What is expected
Output each line exactly as it appears, skipping any embedded picture.

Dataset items
▼▼▼
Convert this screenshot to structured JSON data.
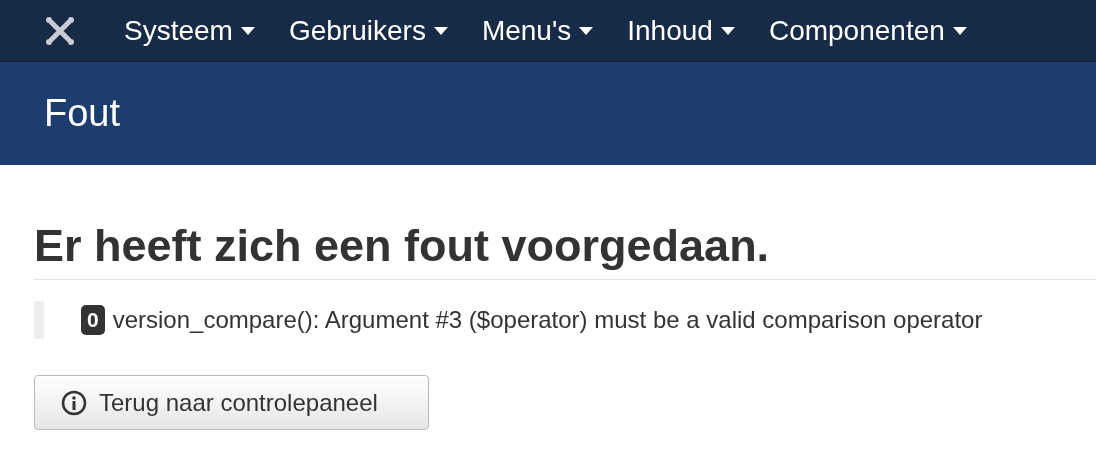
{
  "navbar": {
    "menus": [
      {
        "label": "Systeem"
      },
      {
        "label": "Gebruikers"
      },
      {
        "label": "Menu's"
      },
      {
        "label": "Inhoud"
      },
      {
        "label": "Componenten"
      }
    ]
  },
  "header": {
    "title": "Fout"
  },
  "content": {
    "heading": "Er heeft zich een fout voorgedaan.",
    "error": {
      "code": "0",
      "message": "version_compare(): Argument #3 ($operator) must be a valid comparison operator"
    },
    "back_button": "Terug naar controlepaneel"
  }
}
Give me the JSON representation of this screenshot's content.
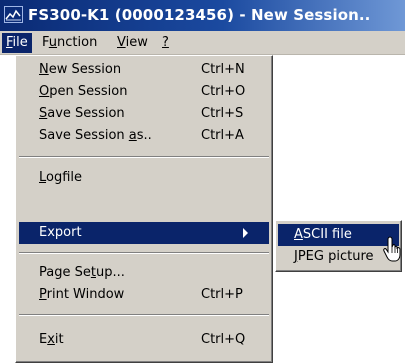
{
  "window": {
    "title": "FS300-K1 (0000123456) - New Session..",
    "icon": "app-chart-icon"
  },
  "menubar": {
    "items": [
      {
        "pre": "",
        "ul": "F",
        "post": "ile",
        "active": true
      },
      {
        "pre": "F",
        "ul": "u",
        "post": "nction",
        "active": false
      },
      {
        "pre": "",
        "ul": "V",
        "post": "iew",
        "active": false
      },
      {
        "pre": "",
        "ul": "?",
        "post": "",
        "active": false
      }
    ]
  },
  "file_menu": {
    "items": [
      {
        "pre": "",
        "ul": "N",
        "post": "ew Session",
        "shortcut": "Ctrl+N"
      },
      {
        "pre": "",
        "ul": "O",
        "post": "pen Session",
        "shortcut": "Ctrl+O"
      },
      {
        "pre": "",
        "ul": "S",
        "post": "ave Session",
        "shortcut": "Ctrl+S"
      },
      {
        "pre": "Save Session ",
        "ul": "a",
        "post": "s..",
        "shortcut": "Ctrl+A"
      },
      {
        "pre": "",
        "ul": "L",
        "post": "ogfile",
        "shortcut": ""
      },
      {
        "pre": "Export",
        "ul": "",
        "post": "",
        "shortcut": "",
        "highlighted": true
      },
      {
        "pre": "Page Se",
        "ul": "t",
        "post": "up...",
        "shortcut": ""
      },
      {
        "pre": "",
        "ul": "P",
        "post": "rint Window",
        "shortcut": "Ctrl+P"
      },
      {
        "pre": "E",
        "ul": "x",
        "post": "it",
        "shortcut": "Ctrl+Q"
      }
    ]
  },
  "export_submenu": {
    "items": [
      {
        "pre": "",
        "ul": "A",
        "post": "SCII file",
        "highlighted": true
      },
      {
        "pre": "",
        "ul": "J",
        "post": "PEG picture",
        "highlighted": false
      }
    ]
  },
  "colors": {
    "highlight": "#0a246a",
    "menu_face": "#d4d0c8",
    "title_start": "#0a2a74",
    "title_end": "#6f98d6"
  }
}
▲▲▲
Problem solution
Convert this screenshot to structured JSON data.
{
  "navbar": {
    "menus": [
      {
        "label": "Systeem"
      },
      {
        "label": "Gebruikers"
      },
      {
        "label": "Menu's"
      },
      {
        "label": "Inhoud"
      },
      {
        "label": "Componenten"
      }
    ]
  },
  "header": {
    "title": "Fout"
  },
  "content": {
    "heading": "Er heeft zich een fout voorgedaan.",
    "error": {
      "code": "0",
      "message": "version_compare(): Argument #3 ($operator) must be a valid comparison operator"
    },
    "back_button": "Terug naar controlepaneel"
  }
}
Give me the JSON representation of this screenshot's content.
{
  "window": {
    "title": "FS300-K1 (0000123456) - New Session..",
    "icon": "app-chart-icon"
  },
  "menubar": {
    "items": [
      {
        "pre": "",
        "ul": "F",
        "post": "ile",
        "active": true
      },
      {
        "pre": "F",
        "ul": "u",
        "post": "nction",
        "active": false
      },
      {
        "pre": "",
        "ul": "V",
        "post": "iew",
        "active": false
      },
      {
        "pre": "",
        "ul": "?",
        "post": "",
        "active": false
      }
    ]
  },
  "file_menu": {
    "items": [
      {
        "pre": "",
        "ul": "N",
        "post": "ew Session",
        "shortcut": "Ctrl+N"
      },
      {
        "pre": "",
        "ul": "O",
        "post": "pen Session",
        "shortcut": "Ctrl+O"
      },
      {
        "pre": "",
        "ul": "S",
        "post": "ave Session",
        "shortcut": "Ctrl+S"
      },
      {
        "pre": "Save Session ",
        "ul": "a",
        "post": "s..",
        "shortcut": "Ctrl+A"
      },
      {
        "pre": "",
        "ul": "L",
        "post": "ogfile",
        "shortcut": ""
      },
      {
        "pre": "Export",
        "ul": "",
        "post": "",
        "shortcut": "",
        "highlighted": true
      },
      {
        "pre": "Page Se",
        "ul": "t",
        "post": "up...",
        "shortcut": ""
      },
      {
        "pre": "",
        "ul": "P",
        "post": "rint Window",
        "shortcut": "Ctrl+P"
      },
      {
        "pre": "E",
        "ul": "x",
        "post": "it",
        "shortcut": "Ctrl+Q"
      }
    ]
  },
  "export_submenu": {
    "items": [
      {
        "pre": "",
        "ul": "A",
        "post": "SCII file",
        "highlighted": true
      },
      {
        "pre": "",
        "ul": "J",
        "post": "PEG picture",
        "highlighted": false
      }
    ]
  },
  "colors": {
    "highlight": "#0a246a",
    "menu_face": "#d4d0c8",
    "title_start": "#0a2a74",
    "title_end": "#6f98d6"
  }
}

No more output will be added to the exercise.